[START OF SUPPLIED RECORDS]
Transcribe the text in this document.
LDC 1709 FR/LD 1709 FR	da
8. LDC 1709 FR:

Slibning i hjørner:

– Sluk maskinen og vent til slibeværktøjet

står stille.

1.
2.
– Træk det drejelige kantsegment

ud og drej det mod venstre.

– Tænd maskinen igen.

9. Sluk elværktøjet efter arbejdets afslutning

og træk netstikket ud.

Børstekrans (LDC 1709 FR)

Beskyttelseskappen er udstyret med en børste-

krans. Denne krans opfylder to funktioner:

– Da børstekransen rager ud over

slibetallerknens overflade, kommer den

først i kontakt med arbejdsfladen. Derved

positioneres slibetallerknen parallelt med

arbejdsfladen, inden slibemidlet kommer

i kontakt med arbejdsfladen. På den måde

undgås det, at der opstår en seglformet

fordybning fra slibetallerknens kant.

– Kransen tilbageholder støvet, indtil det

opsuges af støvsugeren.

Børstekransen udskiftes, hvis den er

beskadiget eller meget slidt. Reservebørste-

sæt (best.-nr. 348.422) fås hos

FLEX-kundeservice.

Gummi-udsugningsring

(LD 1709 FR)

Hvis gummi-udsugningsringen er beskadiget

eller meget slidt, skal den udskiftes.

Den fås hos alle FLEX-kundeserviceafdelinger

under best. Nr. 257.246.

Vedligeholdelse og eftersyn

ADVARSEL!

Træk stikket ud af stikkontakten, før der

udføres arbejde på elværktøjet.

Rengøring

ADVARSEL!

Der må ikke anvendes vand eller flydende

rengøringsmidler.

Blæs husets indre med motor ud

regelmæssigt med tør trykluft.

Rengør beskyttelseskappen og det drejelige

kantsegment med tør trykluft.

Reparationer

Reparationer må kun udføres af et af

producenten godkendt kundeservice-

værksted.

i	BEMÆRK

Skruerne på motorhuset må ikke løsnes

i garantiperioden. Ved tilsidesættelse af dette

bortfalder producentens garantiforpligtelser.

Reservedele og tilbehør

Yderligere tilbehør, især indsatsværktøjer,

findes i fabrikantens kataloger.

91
[END OF SUPPLIED RECORDS]
**TASK BRIEF**
Extract every line above that contains the word "elværktøjet".

**FINAL RESULT**
9. Sluk elværktøjet efter arbejdets afslutning
udføres arbejde på elværktøjet.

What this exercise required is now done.